DATASET ROWS:

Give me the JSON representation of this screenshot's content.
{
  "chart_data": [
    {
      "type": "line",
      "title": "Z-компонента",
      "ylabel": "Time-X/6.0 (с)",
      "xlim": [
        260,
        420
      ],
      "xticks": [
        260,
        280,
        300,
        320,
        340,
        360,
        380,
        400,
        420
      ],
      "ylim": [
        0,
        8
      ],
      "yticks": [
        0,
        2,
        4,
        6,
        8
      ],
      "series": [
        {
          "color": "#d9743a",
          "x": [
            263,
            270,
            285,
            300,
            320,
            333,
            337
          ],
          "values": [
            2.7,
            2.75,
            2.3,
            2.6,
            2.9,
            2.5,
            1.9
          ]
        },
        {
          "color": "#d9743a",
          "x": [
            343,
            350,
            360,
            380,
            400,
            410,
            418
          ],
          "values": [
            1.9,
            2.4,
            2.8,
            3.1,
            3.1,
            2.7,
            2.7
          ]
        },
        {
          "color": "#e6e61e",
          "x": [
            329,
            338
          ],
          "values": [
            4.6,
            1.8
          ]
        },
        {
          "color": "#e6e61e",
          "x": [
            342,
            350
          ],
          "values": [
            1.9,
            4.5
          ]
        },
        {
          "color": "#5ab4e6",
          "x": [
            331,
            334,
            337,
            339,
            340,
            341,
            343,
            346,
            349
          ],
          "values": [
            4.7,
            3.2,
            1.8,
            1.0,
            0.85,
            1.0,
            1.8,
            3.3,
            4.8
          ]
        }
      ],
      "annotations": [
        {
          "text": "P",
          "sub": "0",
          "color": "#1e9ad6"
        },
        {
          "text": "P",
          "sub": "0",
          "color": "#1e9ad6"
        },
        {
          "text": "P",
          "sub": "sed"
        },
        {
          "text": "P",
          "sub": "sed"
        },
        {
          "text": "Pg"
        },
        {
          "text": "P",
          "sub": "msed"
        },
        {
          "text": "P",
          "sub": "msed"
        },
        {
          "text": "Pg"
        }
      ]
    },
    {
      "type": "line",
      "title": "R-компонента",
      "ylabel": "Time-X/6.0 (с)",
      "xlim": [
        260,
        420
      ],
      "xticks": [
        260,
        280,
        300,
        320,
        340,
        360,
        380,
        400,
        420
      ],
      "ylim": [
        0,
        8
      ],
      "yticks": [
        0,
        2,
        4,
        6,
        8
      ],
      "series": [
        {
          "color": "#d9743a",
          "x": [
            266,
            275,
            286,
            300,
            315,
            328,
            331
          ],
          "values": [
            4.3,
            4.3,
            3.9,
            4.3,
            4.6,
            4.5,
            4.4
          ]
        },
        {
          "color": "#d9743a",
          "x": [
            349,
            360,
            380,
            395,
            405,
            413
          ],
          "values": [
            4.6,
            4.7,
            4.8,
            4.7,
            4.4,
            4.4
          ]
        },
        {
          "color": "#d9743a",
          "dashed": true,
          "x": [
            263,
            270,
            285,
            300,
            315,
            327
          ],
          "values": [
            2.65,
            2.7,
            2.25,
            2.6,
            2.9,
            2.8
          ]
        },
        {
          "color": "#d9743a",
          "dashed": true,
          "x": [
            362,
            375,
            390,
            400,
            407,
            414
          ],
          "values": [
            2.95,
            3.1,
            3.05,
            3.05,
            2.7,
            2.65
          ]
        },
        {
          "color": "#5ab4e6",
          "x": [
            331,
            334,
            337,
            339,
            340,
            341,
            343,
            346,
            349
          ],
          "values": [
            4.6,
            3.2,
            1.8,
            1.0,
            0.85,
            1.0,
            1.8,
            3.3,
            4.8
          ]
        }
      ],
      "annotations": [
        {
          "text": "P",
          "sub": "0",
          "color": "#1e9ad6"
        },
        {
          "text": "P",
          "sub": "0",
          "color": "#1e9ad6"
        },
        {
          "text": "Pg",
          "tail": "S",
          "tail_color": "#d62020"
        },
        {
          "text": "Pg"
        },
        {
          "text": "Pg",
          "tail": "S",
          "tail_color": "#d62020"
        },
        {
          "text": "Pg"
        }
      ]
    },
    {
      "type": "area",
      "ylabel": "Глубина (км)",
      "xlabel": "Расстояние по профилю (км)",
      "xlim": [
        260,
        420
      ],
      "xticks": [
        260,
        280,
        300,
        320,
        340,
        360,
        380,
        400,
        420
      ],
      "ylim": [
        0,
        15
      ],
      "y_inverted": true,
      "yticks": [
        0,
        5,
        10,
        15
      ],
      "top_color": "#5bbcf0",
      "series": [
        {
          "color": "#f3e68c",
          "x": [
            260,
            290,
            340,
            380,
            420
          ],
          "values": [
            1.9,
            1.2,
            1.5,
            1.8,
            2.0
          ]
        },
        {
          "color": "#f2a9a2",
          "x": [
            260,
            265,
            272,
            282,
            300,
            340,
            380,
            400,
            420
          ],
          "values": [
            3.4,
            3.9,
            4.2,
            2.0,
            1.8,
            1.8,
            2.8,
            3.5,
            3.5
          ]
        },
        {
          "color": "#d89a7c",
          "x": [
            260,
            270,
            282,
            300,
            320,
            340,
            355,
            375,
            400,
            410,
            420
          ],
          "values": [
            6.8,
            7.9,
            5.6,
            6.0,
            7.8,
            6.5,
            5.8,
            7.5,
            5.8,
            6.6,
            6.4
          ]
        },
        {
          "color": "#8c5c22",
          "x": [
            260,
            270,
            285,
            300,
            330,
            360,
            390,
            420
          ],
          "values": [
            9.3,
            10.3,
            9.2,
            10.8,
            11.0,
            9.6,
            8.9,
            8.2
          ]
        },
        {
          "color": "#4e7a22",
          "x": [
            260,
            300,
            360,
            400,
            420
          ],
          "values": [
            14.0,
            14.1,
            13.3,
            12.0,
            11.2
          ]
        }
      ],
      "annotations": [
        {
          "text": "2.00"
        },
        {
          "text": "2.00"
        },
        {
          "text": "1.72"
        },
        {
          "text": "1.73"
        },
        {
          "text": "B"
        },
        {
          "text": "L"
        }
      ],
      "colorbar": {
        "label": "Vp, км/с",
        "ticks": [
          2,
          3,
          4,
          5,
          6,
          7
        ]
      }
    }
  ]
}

CHALLENGE: Retype the entries exactly, including every line.

EXPECTED ANSWER:
Give me the JSON representation of this screenshot's content.
{
  "chart_data": [
    {
      "type": "line",
      "title": "Z-компонента",
      "ylabel": "Time-X/6.0 (с)",
      "xlim": [
        260,
        420
      ],
      "xticks": [
        260,
        280,
        300,
        320,
        340,
        360,
        380,
        400,
        420
      ],
      "ylim": [
        0,
        8
      ],
      "yticks": [
        0,
        2,
        4,
        6,
        8
      ],
      "series": [
        {
          "color": "#d9743a",
          "x": [
            263,
            270,
            285,
            300,
            320,
            333,
            337
          ],
          "values": [
            2.7,
            2.75,
            2.3,
            2.6,
            2.9,
            2.5,
            1.9
          ]
        },
        {
          "color": "#d9743a",
          "x": [
            343,
            350,
            360,
            380,
            400,
            410,
            418
          ],
          "values": [
            1.9,
            2.4,
            2.8,
            3.1,
            3.1,
            2.7,
            2.7
          ]
        },
        {
          "color": "#e6e61e",
          "x": [
            329,
            338
          ],
          "values": [
            4.6,
            1.8
          ]
        },
        {
          "color": "#e6e61e",
          "x": [
            342,
            350
          ],
          "values": [
            1.9,
            4.5
          ]
        },
        {
          "color": "#5ab4e6",
          "x": [
            331,
            334,
            337,
            339,
            340,
            341,
            343,
            346,
            349
          ],
          "values": [
            4.7,
            3.2,
            1.8,
            1.0,
            0.85,
            1.0,
            1.8,
            3.3,
            4.8
          ]
        }
      ],
      "annotations": [
        {
          "text": "P",
          "sub": "0",
          "color": "#1e9ad6"
        },
        {
          "text": "P",
          "sub": "0",
          "color": "#1e9ad6"
        },
        {
          "text": "P",
          "sub": "sed"
        },
        {
          "text": "P",
          "sub": "sed"
        },
        {
          "text": "Pg"
        },
        {
          "text": "P",
          "sub": "msed"
        },
        {
          "text": "P",
          "sub": "msed"
        },
        {
          "text": "Pg"
        }
      ]
    },
    {
      "type": "line",
      "title": "R-компонента",
      "ylabel": "Time-X/6.0 (с)",
      "xlim": [
        260,
        420
      ],
      "xticks": [
        260,
        280,
        300,
        320,
        340,
        360,
        380,
        400,
        420
      ],
      "ylim": [
        0,
        8
      ],
      "yticks": [
        0,
        2,
        4,
        6,
        8
      ],
      "series": [
        {
          "color": "#d9743a",
          "x": [
            266,
            275,
            286,
            300,
            315,
            328,
            331
          ],
          "values": [
            4.3,
            4.3,
            3.9,
            4.3,
            4.6,
            4.5,
            4.4
          ]
        },
        {
          "color": "#d9743a",
          "x": [
            349,
            360,
            380,
            395,
            405,
            413
          ],
          "values": [
            4.6,
            4.7,
            4.8,
            4.7,
            4.4,
            4.4
          ]
        },
        {
          "color": "#d9743a",
          "dashed": true,
          "x": [
            263,
            270,
            285,
            300,
            315,
            327
          ],
          "values": [
            2.65,
            2.7,
            2.25,
            2.6,
            2.9,
            2.8
          ]
        },
        {
          "color": "#d9743a",
          "dashed": true,
          "x": [
            362,
            375,
            390,
            400,
            407,
            414
          ],
          "values": [
            2.95,
            3.1,
            3.05,
            3.05,
            2.7,
            2.65
          ]
        },
        {
          "color": "#5ab4e6",
          "x": [
            331,
            334,
            337,
            339,
            340,
            341,
            343,
            346,
            349
          ],
          "values": [
            4.6,
            3.2,
            1.8,
            1.0,
            0.85,
            1.0,
            1.8,
            3.3,
            4.8
          ]
        }
      ],
      "annotations": [
        {
          "text": "P",
          "sub": "0",
          "color": "#1e9ad6"
        },
        {
          "text": "P",
          "sub": "0",
          "color": "#1e9ad6"
        },
        {
          "text": "Pg",
          "tail": "S",
          "tail_color": "#d62020"
        },
        {
          "text": "Pg"
        },
        {
          "text": "Pg",
          "tail": "S",
          "tail_color": "#d62020"
        },
        {
          "text": "Pg"
        }
      ]
    },
    {
      "type": "area",
      "ylabel": "Глубина (км)",
      "xlabel": "Расстояние по профилю (км)",
      "xlim": [
        260,
        420
      ],
      "xticks": [
        260,
        280,
        300,
        320,
        340,
        360,
        380,
        400,
        420
      ],
      "ylim": [
        0,
        15
      ],
      "y_inverted": true,
      "yticks": [
        0,
        5,
        10,
        15
      ],
      "top_color": "#5bbcf0",
      "series": [
        {
          "color": "#f3e68c",
          "x": [
            260,
            290,
            340,
            380,
            420
          ],
          "values": [
            1.9,
            1.2,
            1.5,
            1.8,
            2.0
          ]
        },
        {
          "color": "#f2a9a2",
          "x": [
            260,
            265,
            272,
            282,
            300,
            340,
            380,
            400,
            420
          ],
          "values": [
            3.4,
            3.9,
            4.2,
            2.0,
            1.8,
            1.8,
            2.8,
            3.5,
            3.5
          ]
        },
        {
          "color": "#d89a7c",
          "x": [
            260,
            270,
            282,
            300,
            320,
            340,
            355,
            375,
            400,
            410,
            420
          ],
          "values": [
            6.8,
            7.9,
            5.6,
            6.0,
            7.8,
            6.5,
            5.8,
            7.5,
            5.8,
            6.6,
            6.4
          ]
        },
        {
          "color": "#8c5c22",
          "x": [
            260,
            270,
            285,
            300,
            330,
            360,
            390,
            420
          ],
          "values": [
            9.3,
            10.3,
            9.2,
            10.8,
            11.0,
            9.6,
            8.9,
            8.2
          ]
        },
        {
          "color": "#4e7a22",
          "x": [
            260,
            300,
            360,
            400,
            420
          ],
          "values": [
            14.0,
            14.1,
            13.3,
            12.0,
            11.2
          ]
        }
      ],
      "annotations": [
        {
          "text": "2.00"
        },
        {
          "text": "2.00"
        },
        {
          "text": "1.72"
        },
        {
          "text": "1.73"
        },
        {
          "text": "B"
        },
        {
          "text": "L"
        }
      ],
      "colorbar": {
        "label": "Vp, км/с",
        "ticks": [
          2,
          3,
          4,
          5,
          6,
          7
        ]
      }
    }
  ]
}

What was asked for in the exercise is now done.